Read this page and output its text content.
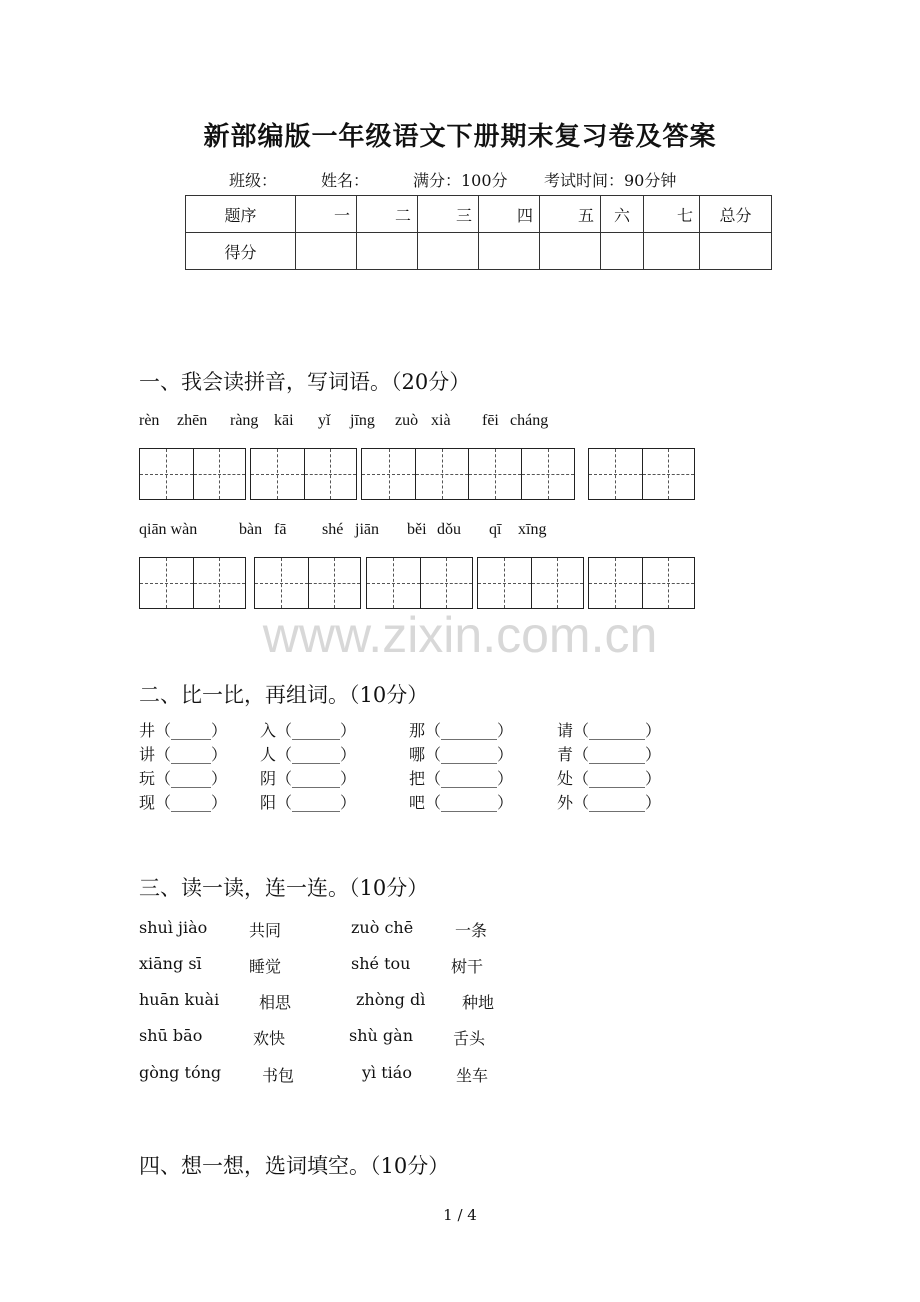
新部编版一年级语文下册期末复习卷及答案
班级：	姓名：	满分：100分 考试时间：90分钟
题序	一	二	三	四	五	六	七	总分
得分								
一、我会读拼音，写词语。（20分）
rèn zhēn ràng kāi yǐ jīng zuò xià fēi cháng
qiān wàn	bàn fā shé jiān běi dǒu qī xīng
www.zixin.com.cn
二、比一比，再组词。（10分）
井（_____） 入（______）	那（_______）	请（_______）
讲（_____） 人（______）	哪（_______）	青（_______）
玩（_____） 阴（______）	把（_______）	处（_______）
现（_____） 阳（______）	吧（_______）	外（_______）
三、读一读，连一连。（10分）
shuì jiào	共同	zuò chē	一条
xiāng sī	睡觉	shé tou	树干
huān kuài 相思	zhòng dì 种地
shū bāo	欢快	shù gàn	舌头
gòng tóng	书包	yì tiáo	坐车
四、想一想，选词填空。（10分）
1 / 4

•••••

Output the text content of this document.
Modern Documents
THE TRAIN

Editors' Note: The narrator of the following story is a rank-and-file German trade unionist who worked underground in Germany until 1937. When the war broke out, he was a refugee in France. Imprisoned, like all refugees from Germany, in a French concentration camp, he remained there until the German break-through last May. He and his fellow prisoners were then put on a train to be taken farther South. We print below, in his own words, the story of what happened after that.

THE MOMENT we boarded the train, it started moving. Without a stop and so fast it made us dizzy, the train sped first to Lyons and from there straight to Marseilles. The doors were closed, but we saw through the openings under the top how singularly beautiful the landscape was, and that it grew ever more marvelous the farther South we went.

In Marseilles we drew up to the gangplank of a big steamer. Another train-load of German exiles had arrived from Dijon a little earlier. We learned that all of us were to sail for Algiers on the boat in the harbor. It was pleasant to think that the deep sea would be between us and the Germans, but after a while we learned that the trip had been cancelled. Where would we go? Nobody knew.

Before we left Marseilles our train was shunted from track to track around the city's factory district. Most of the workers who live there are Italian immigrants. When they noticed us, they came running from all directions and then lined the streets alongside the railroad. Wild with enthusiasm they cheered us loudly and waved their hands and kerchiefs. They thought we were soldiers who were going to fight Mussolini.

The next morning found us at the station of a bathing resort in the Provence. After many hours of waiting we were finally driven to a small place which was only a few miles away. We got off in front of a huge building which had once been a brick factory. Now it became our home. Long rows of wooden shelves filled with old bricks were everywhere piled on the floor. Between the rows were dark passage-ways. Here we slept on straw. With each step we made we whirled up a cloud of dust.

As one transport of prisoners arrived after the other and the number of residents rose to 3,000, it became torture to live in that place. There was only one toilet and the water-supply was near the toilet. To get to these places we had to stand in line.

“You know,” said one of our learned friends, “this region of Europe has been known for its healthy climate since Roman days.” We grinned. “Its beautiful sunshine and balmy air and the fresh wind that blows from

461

•••••

What you will do
Using the listing above, gather each line that holds the string "arrived" and copy it.

Task result
In Marseilles we drew up to the gangplank of a big steamer. Another train-load of German exiles had arrived from Dijon a little earlier. We learned that all of us were to sail for Algiers on the boat in the harbor. It was pleasant to think that the deep sea would be between us and the Germans, but after a while we learned that the trip had been cancelled. Where would we go? Nobody knew.
As one transport of prisoners arrived after the other and the number of residents rose to 3,000, it became torture to live in that place. There was only one toilet and the water-supply was near the toilet. To get to these places we had to stand in line.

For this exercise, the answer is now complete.